EXCERPTED PASSAGE –
TJ Donovan
Vermont Attorney General TJ Donovan. File photo by Jasper Craven/VTDigger

[V]ermont Attorney General TJ Donovan urged lawmakers Wednesday to reform the state’s bail statutes, saying poor Vermonters were unfairly in jail and often took plea bargains just to get out.

The state’s top law enforcement officer made the push at a news conference where a key senator called for all of Vermont’s out-of-state prisoners to be brought home soon and the head of a civil rights group made a dramatic demand for Vermont’s prison population to be cut in half.

Among the recommendations Donovan made on bail reform were to cap the amount for certain nonviolent misdemeanor crimes, which he said would allow more lower-income people a chance to be released before trial.

He also said caps on bail for certain offenses would provide uniformity, instead of the current system where judges have great discretion. Donovan said judges should also be considering a defendant’s ability to pay when setting an amount and that home detention pending trial should be the first route for people accused of nonviolent offenses.

“The fact of the matter is: If you’re poor, you stay in jail; if you have money, you get bailed out. That creates two separate systems of justice — those with money, those without money,” Donovan said. The point of a “nominal” bail in low-level cases is to encourage a defendant to show up in court, he said, not public safety.

The way bail discriminates against lower-income people, Donovan said, has “marginalized an entire subset of our community in the name of public safety,” particularly people of color, who make up a disproportionate share of the prison population. He also said bail reform could save millions of taxpayer dollars.

“This is something we need to talk about,” he said, with about 15 lawmakers and others behind him.

The chairs of the House and Senate Judiciary committees stood with Donovan and said they would push bail reform this session. The leaders said they were trying to figure out which chamber would take up the issue first.

At the same event, Senate Judiciary Chair Dick Sears, D-Bennington, said he wanted all the roughly 250 Vermont prisoners who are being held out of state to be brought back to Vermont facilities “in the near future.”

James Lyall
Vermont ACLU Executive Director James Lyall speaks at a news conference Wednesday as Attorney General TJ Donovan listens. Photo by Mark Johnson/VTDigger
Also, a lawyer for the Vermont chapter of the American Civil Liberties Union called on the state to reduce its prison population by half as part of a national effort to end “the addiction to incarceration.”

ACLU Executive Director James Lyall cited statistics showing the U.S. with the highest incarceration in the world. About 22 percent of the world’s prisoners are in the U.S., which has less than 5 percent of the world’s population.

Lyall’s call came moments after Sears and Donovan had highlighted a drop of about 500 in the Vermont prisoner count over the last decade. The current population is about 1,600 incarcerated in Vermont and the roughly 250 in Pennsylvania. Donovan embraced reducing the number of prisoners in Vermont when asked if he thought Lyall’s call was realistic.

Bail reform would affect the 350 to 400 people who are detained awaiting trial, Donovan said. Statistics show those held as little as 72 hours have higher recidivism rates than those immediately released, he said. The detainee population is significant, he said, making up 20 percent of the total prison population.

STORED RECORDS –

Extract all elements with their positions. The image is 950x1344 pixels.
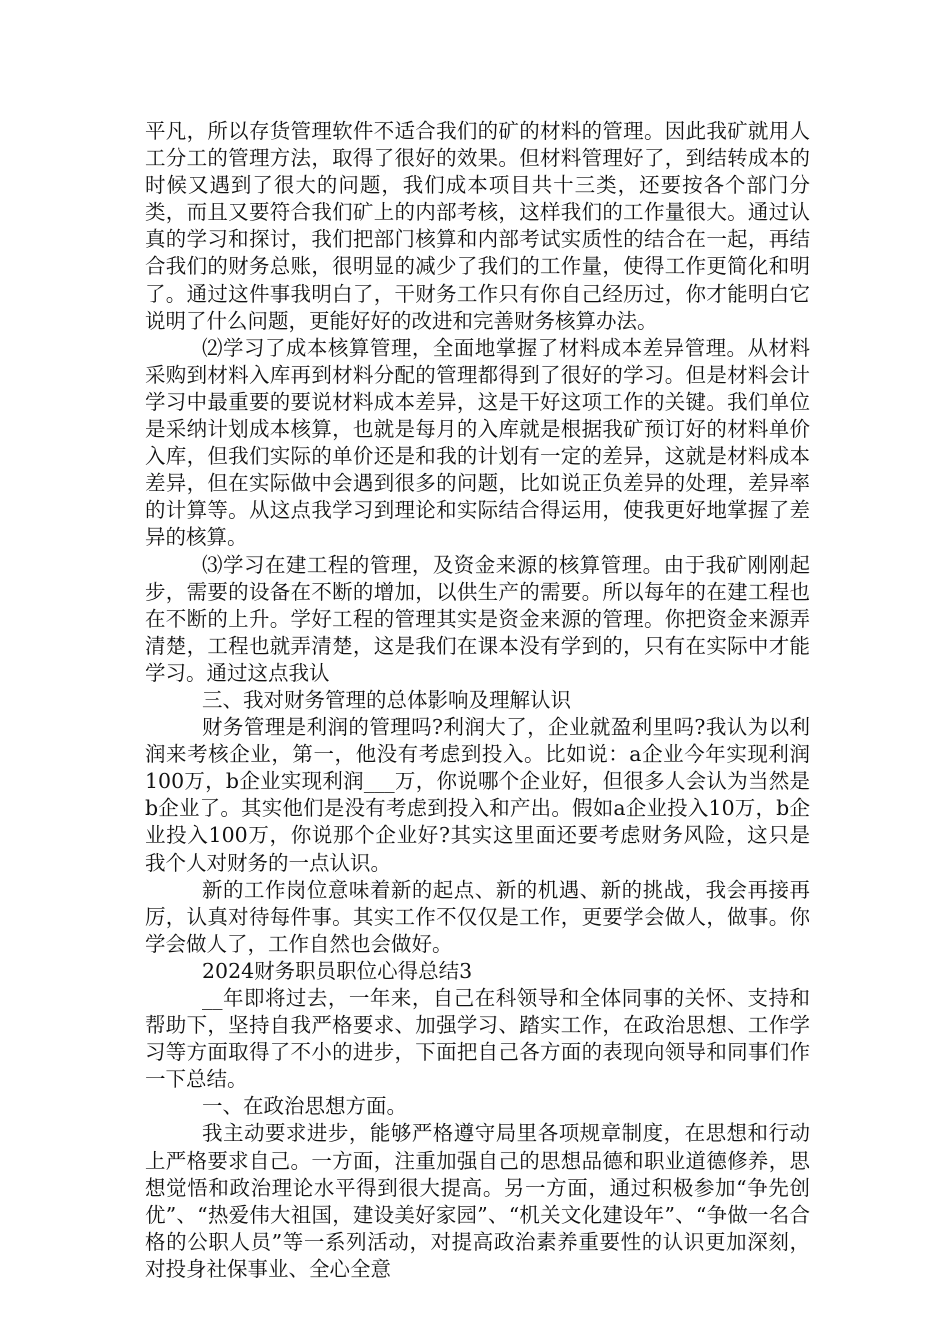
paragraph-1: 平凡，所以存货管理软件不适合我们的矿的材料的管理。因此我矿就用人工分工的管理方法，取得了很好的效果。但材料管理好了，到结转成本的时候又遇到了很大的问题，我们成本项目共十三类，还要按各个部门分类，而且又要符合我们矿上的内部考核，这样我们的工作量很大。通过认真的学习和探讨，我们把部门核算和内部考试实质性的结合在一起，再结合我们的财务总账，很明显的减少了我们的工作量，使得工作更简化和明了。通过这件事我明白了，干财务工作只有你自己经历过，你才能明白它说明了什么问题，更能好好的改进和完善财务核算办法。: [145, 119, 810, 333]
paragraph-6: __年即将过去，一年来，自己在科领导和全体同事的关怀、支持和帮助下，坚持自我严格要求、加强学习、踏实工作，在政治思想、工作学习等方面取得了不小的进步，下面把自己各方面的表现向领导和同事们作一下总结。: [145, 986, 810, 1092]
paragraph-4: 财务管理是利润的管理吗?利润大了，企业就盈利里吗?我认为以利润来考核企业，第一，他没有考虑到投入。比如说：a企业今年实现利润100万，b企业实现利润___万，你说哪个企业好，但很多人会认为当然是b企业了。其实他们是没有考虑到投入和产出。假如a企业投入10万，b企业投入100万，你说那个企业好?其实这里面还要考虑财务风险，这只是我个人对财务的一点认识。: [145, 715, 810, 875]
document-title-3: 2024财务职员职位心得总结3: [202, 958, 473, 983]
paragraph-2: ⑵学习了成本核算管理，全面地掌握了材料成本差异管理。从材料采购到材料入库再到材料分配的管理都得到了很好的学习。但是材料会计学习中最重要的要说材料成本差异，这是干好这项工作的关键。我们单位是采纳计划成本核算，也就是每月的入库就是根据我矿预订好的材料单价入库，但我们实际的单价还是和我的计划有一定的差异，这就是材料成本差异，但在实际做中会遇到很多的问题，比如说正负差异的处理，差异率的计算等。从这点我学习到理论和实际结合得运用，使我更好地掌握了差异的核算。: [145, 335, 810, 550]
document-page: [145, 118, 810, 1283]
section-heading-3: 三、我对财务管理的总体影响及理解认识: [202, 687, 571, 712]
paragraph-7: 我主动要求进步，能够严格遵守局里各项规章制度，在思想和行动上严格要求自己。一方面，注重加强自己的思想品德和职业道德修养，思想觉悟和政治理论水平得到很大提高。另一方面，通过积极参加“争先创优”、“热爱伟大祖国，建设美好家园”、“机关文化建设年”、“争做一名合格的公职人员”等一系列活动，对提高政治素养重要性的认识更加深刻，对投身社保事业、全心全意: [145, 1121, 810, 1281]
section-heading-1: 一、在政治思想方面。: [202, 1094, 407, 1119]
paragraph-5: 新的工作岗位意味着新的起点、新的机遇、新的挑战，我会再接再厉，认真对待每件事。其实工作不仅仅是工作，更要学会做人，做事。你学会做人了，工作自然也会做好。: [145, 877, 810, 956]
paragraph-3: ⑶学习在建工程的管理，及资金来源的核算管理。由于我矿刚刚起步，需要的设备在不断的增加，以供生产的需要。所以每年的在建工程也在不断的上升。学好工程的管理其实是资金来源的管理。你把资金来源弄清楚，工程也就弄清楚，这是我们在课本没有学到的，只有在实际中才能学习。通过这点我认: [145, 552, 810, 685]
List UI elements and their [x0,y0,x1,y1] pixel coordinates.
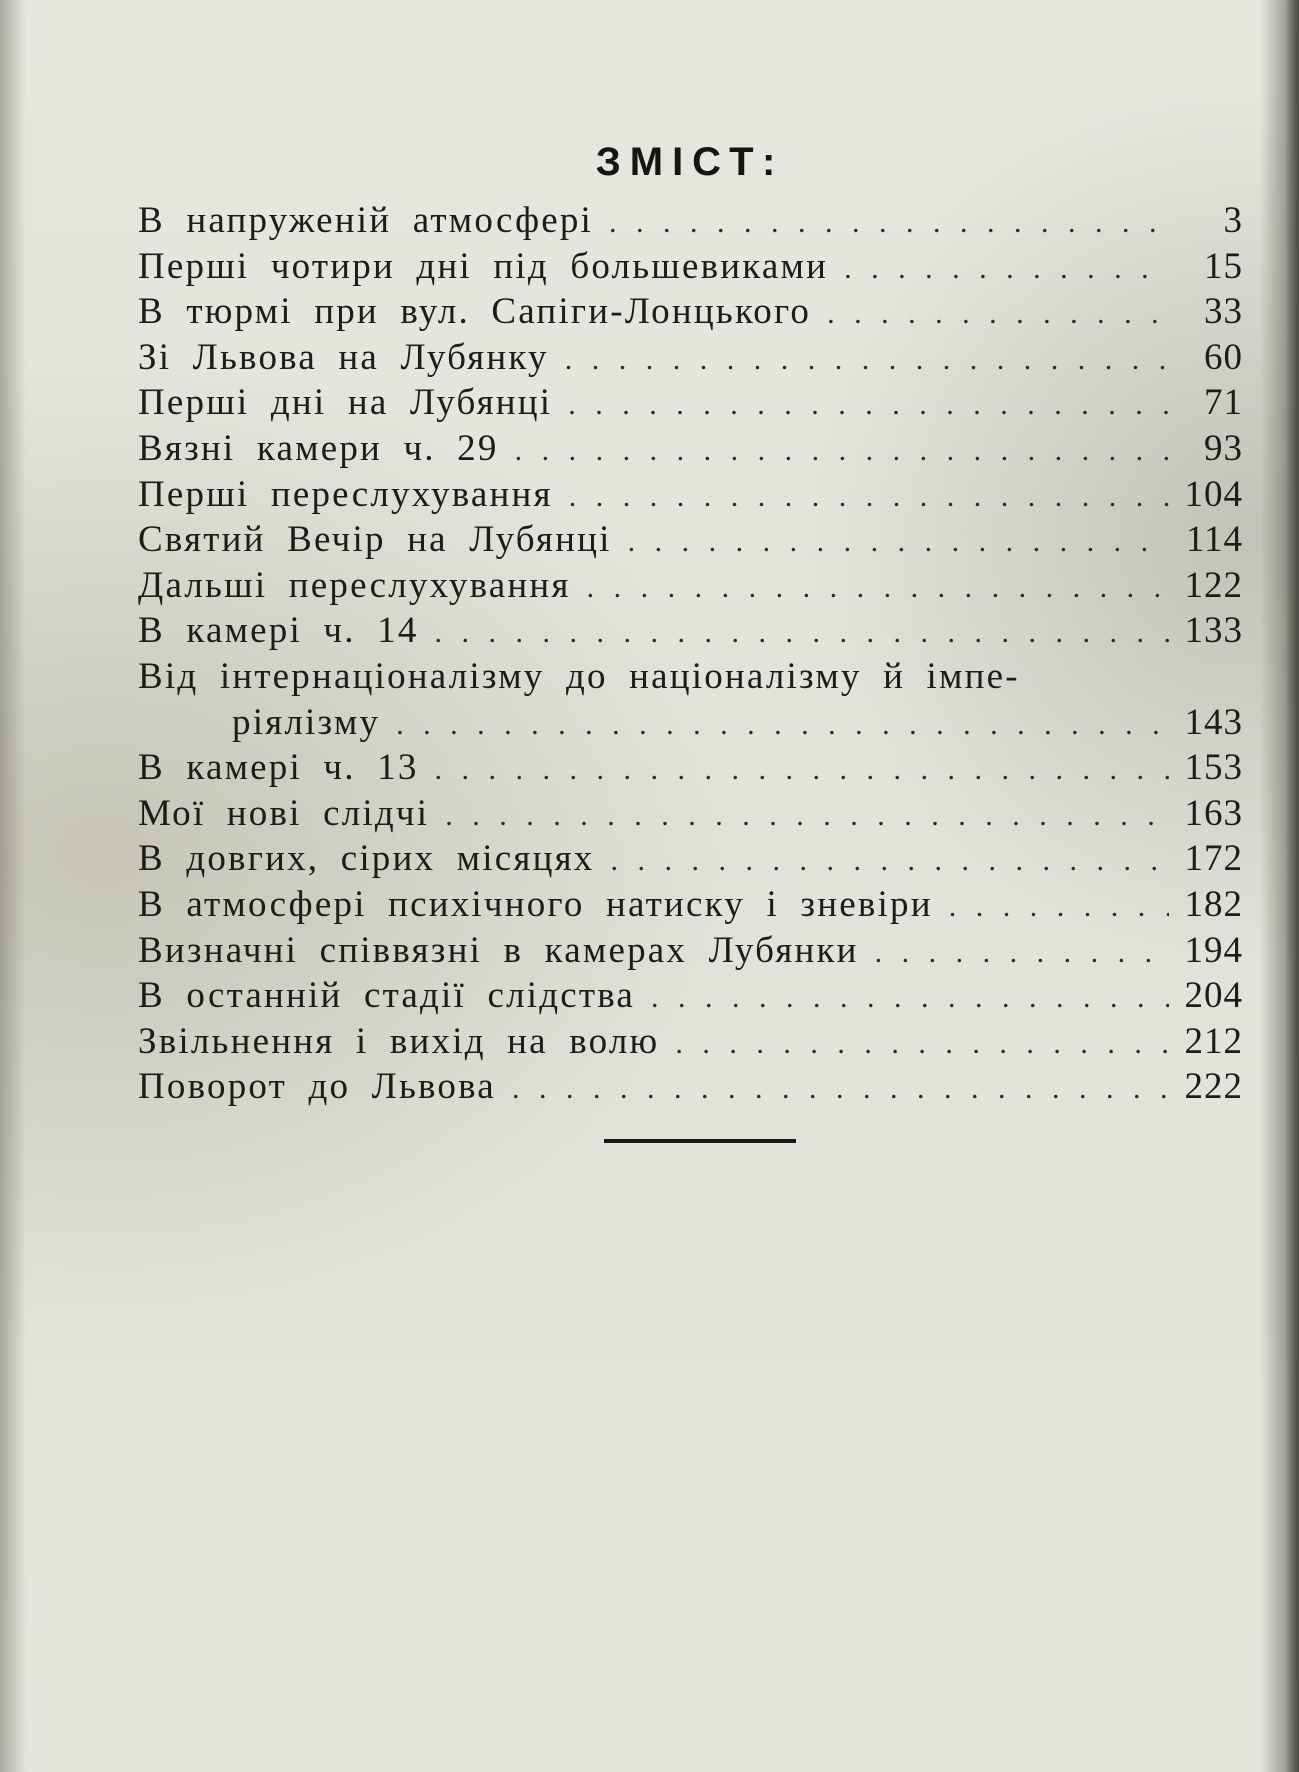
toc-entry [138,335,1243,381]
toc-entry-title-continuation: ріялізму [232,701,381,743]
toc-entry [138,745,1243,791]
toc-entry-title: Мої нові слідчі [138,792,430,834]
toc-heading: ЗМІСТ: [595,140,785,184]
toc-entry-title: Перші дні на Лубянці [138,382,553,424]
dot-leader [827,291,1169,337]
toc-entry-page: 194 [1184,929,1243,971]
toc-entry [138,1064,1243,1110]
toc-entry [138,608,1243,654]
toc-list [138,198,1243,1110]
dot-leader [565,337,1169,383]
toc-entry-page: 172 [1184,838,1243,880]
toc-entry-title: В камері ч. 14 [138,610,419,652]
toc-entry [138,517,1243,563]
dot-leader [396,702,1169,748]
toc-entry [138,836,1243,882]
toc-entry-page: 93 [1204,427,1243,469]
toc-entry-page: 222 [1184,1066,1243,1108]
toc-entry-title: В довгих, сірих місяцях [138,838,595,880]
dot-leader [568,382,1169,428]
toc-entry-page: 122 [1184,564,1243,606]
toc-entry [138,289,1243,335]
toc-entry-page: 212 [1184,1020,1243,1062]
toc-entry [138,198,1243,244]
toc-entry-page: 33 [1204,291,1243,333]
dot-leader [949,884,1169,930]
toc-entry-title: Поворот до Львова [138,1066,496,1108]
toc-entry-page: 3 [1223,200,1243,241]
toc-entry [138,244,1243,290]
toc-entry-title: Вязні камери ч. 29 [138,427,499,469]
toc-entry-title: Визначні співвязні в камерах Лубянки [138,929,859,971]
end-rule [604,1139,796,1143]
dot-leader [628,519,1169,565]
toc-entry-title: В напруженій атмосфері [138,200,594,241]
toc-entry-page: 163 [1184,792,1243,834]
dot-leader [609,200,1169,246]
toc-entry-title: Перші чотири дні під большевиками [138,245,829,287]
toc-entry-page: 71 [1204,382,1243,424]
toc-entry-page: 153 [1184,747,1243,789]
toc-entry-page: 133 [1184,610,1243,652]
toc-entry-page: 182 [1184,883,1243,925]
toc-entry-page: 15 [1204,245,1243,287]
dot-leader [515,428,1169,474]
toc-entry [138,654,1243,700]
toc-entry [138,380,1243,426]
toc-entry [138,472,1243,518]
dot-leader [875,930,1169,976]
toc-entry-continuation [138,700,1243,746]
toc-entry [138,426,1243,472]
dot-leader [675,1021,1169,1067]
toc-entry [138,973,1243,1019]
toc-entry-page: 60 [1204,336,1243,378]
toc-entry-title: В атмосфері психічного натиску і зневіри [138,883,933,925]
dot-leader [569,474,1169,520]
toc-entry-page: 204 [1184,975,1243,1017]
page-edge-shadow [1285,0,1299,1772]
toc-entry-title: В камері ч. 13 [138,747,419,789]
toc-entry [138,791,1243,837]
toc-entry-title: В останній стадії слідства [138,975,636,1017]
toc-entry-page: 114 [1185,519,1243,561]
toc-entry-page: 104 [1184,473,1243,515]
dot-leader [611,838,1169,884]
toc-entry [138,1019,1243,1065]
dot-leader [512,1066,1169,1112]
dot-leader [435,747,1169,793]
toc-entry-title: Звільнення і вихід на волю [138,1020,660,1062]
toc-entry-title: Перші переслухування [138,473,553,515]
toc-entry [138,928,1243,974]
toc-entry [138,563,1243,609]
dot-leader [445,793,1169,839]
dot-leader [435,610,1169,656]
toc-entry-title: Святий Вечір на Лубянці [138,519,612,561]
toc-entry-title: Від інтернаціоналізму до націоналізму й імпе- [138,655,1020,697]
toc-entry-title: Дальші переслухування [138,564,571,606]
toc-entry-title: В тюрмі при вул. Сапіги-Лонцького [138,291,812,333]
toc-entry-page: 143 [1184,701,1243,743]
dot-leader [587,565,1169,611]
toc-entry-title: Зі Львова на Лубянку [138,336,549,378]
dot-leader [651,975,1169,1021]
toc-entry [138,882,1243,928]
dot-leader [844,246,1169,292]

BRIEF 1 –
Answer these from the article on Vermont bail reform:
(a) About how many Vermont prisoners are held out of state, according to Sears?
(b) What share of the world's prisoners are in the U.S., according to Lyall's statistics?
(c) What share of the total prison population do people detained awaiting trial make up, according to Donovan?
BRIEF 2 – Carry the article on Vermont bail reform forward from its last sentence.
None of the entries matter for what comes next.

EXERCISE ANSWER 1 –
(a) Roughly 250.
(b) About 22 percent.
(c) 20 percent.

EXERCISE ANSWER 2 –
Donovan emphasized protection of the public and said bail laws had been used effectively to keep violent suspects behind bars in serious felonies. The bail reform efforts he spoke of would involve misdemeanors and nonviolent crimes.

A former prosecutor in Chittenden County, Donovan said some people accused of crimes took plea bargains in part to be released.

Defender General Matthew Valerio — whom Donovan had singled out for praise at the news conference — went a step further, saying some defendants took plea bargains and admitted to crimes they did not commit in order to get out.

Valerio agreed that having uniformity in the amounts judges throughout the state could set for bail was crucial.

“We don’t have bad bail laws,” Valerio said after the event, “but you can literally follow the culture, you can identify the culture of a given county by following a given judge.”

Prosecutors typically make requests for different amounts of bail, “so if a judge goes from Windsor County where (State’s Attorney) Dave Cahill is and then goes down to Bennington County, that same judge is going to impose bail on cases in Bennington County that he’d never impose in Windsor County,” Valerio said.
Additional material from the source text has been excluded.